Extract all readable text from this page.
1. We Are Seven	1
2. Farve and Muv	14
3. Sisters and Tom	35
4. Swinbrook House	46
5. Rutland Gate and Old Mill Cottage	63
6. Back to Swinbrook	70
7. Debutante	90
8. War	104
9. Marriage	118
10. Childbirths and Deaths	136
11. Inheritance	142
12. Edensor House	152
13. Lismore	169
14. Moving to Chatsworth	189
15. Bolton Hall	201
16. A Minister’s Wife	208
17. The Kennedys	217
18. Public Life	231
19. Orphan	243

[Directive] Copy out each line of the entries that holds "House".

[Reply]
4. Swinbrook House	46
12. Edensor House	152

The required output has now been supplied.